▶ _WHAT YOU HAVE TO DO_: Gather all lines from the material that contain the word "Management".

BEGIN DATA EXTRACT

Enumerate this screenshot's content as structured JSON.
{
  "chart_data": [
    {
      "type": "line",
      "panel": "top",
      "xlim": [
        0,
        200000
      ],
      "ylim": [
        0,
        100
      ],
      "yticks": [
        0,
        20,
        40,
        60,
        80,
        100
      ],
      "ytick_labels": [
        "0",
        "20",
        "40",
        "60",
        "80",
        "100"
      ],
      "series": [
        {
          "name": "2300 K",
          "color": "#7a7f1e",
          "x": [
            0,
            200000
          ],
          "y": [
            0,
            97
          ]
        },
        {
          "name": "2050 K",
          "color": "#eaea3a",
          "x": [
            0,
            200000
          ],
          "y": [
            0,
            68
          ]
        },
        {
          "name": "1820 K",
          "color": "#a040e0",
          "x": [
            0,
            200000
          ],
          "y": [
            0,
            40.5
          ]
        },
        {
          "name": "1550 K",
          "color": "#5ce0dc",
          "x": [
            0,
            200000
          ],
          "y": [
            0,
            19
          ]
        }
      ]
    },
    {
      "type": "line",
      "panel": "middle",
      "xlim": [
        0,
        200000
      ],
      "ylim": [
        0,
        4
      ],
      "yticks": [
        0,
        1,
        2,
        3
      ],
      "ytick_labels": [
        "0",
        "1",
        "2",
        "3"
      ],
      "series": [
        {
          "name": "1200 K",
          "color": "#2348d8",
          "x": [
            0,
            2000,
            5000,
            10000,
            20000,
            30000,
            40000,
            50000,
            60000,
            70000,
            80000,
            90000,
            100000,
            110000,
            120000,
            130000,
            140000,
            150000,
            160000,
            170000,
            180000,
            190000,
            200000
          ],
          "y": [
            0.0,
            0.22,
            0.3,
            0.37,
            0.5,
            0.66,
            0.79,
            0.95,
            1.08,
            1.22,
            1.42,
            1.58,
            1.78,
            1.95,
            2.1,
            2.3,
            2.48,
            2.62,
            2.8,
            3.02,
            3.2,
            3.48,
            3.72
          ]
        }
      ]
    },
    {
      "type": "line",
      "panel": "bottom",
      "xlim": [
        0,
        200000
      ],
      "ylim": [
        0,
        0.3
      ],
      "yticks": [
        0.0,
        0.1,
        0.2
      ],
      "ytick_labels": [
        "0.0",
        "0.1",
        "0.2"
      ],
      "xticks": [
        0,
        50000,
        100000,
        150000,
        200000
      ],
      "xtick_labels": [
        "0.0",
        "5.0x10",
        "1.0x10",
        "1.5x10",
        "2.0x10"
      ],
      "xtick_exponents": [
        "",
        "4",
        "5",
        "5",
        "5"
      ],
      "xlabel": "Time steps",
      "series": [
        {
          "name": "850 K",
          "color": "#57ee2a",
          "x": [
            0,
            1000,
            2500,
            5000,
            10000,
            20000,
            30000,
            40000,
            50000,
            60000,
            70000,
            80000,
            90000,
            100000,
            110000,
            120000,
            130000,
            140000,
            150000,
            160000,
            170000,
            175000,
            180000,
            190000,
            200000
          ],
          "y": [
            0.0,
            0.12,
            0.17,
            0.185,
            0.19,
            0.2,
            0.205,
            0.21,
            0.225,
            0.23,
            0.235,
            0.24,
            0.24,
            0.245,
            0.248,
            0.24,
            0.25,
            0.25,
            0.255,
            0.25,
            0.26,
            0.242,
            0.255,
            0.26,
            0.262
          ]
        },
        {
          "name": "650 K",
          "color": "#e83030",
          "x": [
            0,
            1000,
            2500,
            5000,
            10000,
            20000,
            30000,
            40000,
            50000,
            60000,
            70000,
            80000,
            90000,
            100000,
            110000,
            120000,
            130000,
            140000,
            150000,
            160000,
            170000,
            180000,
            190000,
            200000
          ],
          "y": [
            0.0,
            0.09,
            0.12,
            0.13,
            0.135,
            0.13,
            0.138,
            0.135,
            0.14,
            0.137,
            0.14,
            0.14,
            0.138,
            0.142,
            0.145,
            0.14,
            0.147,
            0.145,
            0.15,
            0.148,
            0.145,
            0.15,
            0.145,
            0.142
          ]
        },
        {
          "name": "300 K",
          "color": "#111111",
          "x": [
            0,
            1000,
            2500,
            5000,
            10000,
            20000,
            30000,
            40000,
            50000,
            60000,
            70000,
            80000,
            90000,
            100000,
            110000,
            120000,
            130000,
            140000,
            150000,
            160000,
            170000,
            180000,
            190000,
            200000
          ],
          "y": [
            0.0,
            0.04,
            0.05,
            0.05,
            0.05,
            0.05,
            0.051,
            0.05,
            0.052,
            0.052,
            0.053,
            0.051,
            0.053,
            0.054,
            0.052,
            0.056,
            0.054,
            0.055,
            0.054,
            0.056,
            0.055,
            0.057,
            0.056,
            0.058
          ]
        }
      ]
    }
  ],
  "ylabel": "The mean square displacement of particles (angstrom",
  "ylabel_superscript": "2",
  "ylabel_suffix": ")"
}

END DATA EXTRACT
BEGIN DATA EXTRACT

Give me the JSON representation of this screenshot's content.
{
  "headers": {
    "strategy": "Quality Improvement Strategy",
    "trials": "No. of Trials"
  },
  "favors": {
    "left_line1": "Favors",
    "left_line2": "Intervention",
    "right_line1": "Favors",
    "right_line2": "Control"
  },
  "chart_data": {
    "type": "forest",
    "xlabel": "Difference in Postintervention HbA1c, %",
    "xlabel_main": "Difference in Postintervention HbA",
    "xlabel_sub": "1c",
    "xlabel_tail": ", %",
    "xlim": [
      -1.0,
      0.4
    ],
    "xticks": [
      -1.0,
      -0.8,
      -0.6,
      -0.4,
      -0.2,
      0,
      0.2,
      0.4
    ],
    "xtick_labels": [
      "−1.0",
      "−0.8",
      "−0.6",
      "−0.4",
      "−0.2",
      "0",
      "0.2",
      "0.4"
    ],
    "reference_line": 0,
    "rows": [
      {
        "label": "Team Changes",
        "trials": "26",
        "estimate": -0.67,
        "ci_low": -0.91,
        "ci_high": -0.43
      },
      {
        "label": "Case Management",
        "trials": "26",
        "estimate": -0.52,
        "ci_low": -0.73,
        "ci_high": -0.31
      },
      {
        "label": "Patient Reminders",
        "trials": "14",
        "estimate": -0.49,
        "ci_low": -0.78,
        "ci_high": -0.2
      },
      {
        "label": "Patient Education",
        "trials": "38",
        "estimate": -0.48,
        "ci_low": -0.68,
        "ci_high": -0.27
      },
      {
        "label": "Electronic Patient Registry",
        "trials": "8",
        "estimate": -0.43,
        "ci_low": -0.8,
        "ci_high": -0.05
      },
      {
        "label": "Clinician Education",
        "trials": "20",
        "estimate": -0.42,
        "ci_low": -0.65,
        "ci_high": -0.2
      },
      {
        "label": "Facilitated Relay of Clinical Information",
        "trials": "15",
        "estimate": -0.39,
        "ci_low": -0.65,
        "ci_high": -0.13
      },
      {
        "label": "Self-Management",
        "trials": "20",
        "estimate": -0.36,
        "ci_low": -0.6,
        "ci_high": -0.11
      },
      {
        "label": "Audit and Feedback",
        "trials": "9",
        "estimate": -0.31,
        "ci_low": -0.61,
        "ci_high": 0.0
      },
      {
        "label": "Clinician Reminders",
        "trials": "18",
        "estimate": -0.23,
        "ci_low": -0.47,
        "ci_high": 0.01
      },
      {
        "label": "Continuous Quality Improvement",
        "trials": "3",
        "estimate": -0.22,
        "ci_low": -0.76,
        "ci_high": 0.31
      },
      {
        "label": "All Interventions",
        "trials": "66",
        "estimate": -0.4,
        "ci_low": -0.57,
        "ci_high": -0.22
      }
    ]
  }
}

END DATA EXTRACT

▶ _EXERCISE OUTPUT_:
        "label": "Case Management",
        "label": "Self-Management",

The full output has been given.